→ **BLOCO DE TEXTO**:

-----

Sendo uma ação inconstitucional, a Defensoria Pública do Estado do Ceará atua em casos registrados no Estado em que pessoas transexuais têm seus direitos negados. Um exemplo foi o registrado com o músico Tarcísio Ferreira Brito, 27, que desde 2021 recorre na Justiça para conseguir realizar o procedimento de cirurgia mastectomia bilateral com reconstrução mamária pelo plano Unimed Fortaleza.

Tarcísio conta que se descobriu como um homem transexual desde os sete anos de idade. “Na época, eu não tinha muita consciência do que era aquilo. Eu chegava para meus coleguinhas e dizia que era um menino. Conforme eu fui crescendo e vendo que eu não estava me tornando fisicamente eu, fui ficando cada vez mais angustiado”, relata.

Quando fez 22 anos, Tarcísio se afirmou como uma pessoa transexual e, poucos meses depois, passou a fazer terapia com hormônios para transição de gênero. Entre obstáculos com um profissional transfóbico, ele finalmente conseguiu um tratamento hormonal especializado com um outro endocrinologista, que já o acompanha há 5 anos.

Sendo também acompanhado por um psiquiatra e também por um cirurgião, Tarcísio recebeu os avais necessários para realizar a mastectomia. “Meu médico, que é credenciado, autorizou a solicitação da cirurgia. Contudo, quando fui na Unimed, eles negaram o procedimento afirmando que só fariam a reconstrução após um câncer de mama”, explica.

Com o apoio de sua família, Tarcísio não aceitou a decisão da Unimed e, novamente, tentou junto à empresa realizar o procedimento. Na época, a Unimed teria reconhecido o direito à cirurgia de retirada das mamas referente à afirmação da identidade de gênero. No entanto, seria necessário um parecer técnico de um outro médico assistente.

“Mas esse outro médico disse que era um procedimento estético e, assim, a Unimed disse que faria apenas um procedimento de mastectomia simples, sem a reconstrução mamária. Isso seria terrível, porque sem a reconstrução eles apenas tirariam a gordura dos seios e a pele ficaria solta”, conta.

Em 2021, Tarcísio entrou com um pedido na Defensoria Pública e o órgão judiciou uma ação contra a prestadora. “Quando a Unimed se negou a realizar o procedimento, meu pai foi o primeiro a me incentivar a entrar na Justiça. Ele, minha mãe e meu irmão são um grande apoio”, diz.

Em 2022, após ganhar em primeira instância, Tarcício conseguiu a sentença definitiva que autoriza o procedimento, sem cabimento de recurso pela prestadora. Assim, em maio deste ano, deverá realizar sua mastectomia. “De lá para cá, eu acabei engordando dez quilos decorrentes da ansiedade. Agora, preciso emagrecer um pouco para realizar o procedimento. Mas já perdi três, então acho que vai dar certo!”, conclui.

Além da cirurgia, a Defensoria também ordenou que o paciente receba uma indenização por danos morais de R$ 5 mil.

-----

→ **TAREFA**:
Responda, por favor, às perguntas a seguir com base no texto acima sobre o caso de Tarcísio, numerando as respostas da mesma forma.
1. Desde que idade Tarcísio se descobriu como um homem transexual?
2. Há quanto tempo o endocrinologista que faz o tratamento hormonal especializado acompanha Tarcísio?
3. Qual é o valor da indenização por danos morais que o paciente deve receber?

-----

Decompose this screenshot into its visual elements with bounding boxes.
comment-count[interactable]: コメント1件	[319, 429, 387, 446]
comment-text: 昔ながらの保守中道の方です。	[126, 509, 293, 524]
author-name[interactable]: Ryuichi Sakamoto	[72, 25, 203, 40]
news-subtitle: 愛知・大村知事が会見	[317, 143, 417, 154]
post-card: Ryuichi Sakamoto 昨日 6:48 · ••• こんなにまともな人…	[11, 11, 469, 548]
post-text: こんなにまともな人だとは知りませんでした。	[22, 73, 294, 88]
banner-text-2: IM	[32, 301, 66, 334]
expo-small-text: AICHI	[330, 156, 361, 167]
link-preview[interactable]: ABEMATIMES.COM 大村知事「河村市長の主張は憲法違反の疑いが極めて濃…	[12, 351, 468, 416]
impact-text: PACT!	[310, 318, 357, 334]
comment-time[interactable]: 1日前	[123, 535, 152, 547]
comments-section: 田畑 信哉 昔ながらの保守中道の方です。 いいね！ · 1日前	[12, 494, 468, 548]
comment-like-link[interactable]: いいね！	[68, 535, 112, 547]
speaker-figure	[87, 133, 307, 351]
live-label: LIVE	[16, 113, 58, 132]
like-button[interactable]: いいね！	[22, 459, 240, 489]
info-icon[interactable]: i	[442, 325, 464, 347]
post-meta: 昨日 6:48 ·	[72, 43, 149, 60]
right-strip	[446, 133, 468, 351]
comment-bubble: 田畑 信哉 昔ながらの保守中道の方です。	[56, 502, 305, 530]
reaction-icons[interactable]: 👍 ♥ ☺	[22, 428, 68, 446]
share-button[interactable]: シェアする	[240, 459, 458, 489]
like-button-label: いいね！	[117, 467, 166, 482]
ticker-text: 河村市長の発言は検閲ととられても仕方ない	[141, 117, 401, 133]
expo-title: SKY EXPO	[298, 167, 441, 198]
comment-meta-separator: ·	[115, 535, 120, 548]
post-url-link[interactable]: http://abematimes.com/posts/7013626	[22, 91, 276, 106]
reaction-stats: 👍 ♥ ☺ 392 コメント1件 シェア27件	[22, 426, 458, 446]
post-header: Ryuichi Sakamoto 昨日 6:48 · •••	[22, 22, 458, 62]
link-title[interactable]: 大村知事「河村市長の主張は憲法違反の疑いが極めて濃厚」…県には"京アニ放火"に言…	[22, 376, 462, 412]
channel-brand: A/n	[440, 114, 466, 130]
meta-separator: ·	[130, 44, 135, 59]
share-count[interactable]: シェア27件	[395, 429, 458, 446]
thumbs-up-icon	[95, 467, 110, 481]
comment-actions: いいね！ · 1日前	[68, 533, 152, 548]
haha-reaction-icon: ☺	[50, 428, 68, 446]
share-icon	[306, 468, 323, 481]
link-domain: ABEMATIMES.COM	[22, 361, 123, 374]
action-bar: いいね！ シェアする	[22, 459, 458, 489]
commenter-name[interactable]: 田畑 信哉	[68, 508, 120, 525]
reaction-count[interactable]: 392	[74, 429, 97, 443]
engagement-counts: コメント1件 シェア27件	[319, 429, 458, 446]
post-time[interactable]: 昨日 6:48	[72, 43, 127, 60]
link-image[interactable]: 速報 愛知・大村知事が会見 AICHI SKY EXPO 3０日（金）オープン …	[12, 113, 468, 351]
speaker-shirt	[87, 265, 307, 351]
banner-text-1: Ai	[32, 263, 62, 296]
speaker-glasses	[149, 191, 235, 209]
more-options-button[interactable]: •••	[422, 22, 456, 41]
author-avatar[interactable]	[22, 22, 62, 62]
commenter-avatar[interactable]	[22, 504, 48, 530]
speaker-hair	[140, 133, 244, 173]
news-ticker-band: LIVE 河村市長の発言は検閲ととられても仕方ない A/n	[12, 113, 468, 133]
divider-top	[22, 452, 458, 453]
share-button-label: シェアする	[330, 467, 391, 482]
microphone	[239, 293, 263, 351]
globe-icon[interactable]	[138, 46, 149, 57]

-----

→ **RESPOSTA**:
1. Desde os sete anos de idade.
2. Há 5 anos.
3. R$ 5 mil.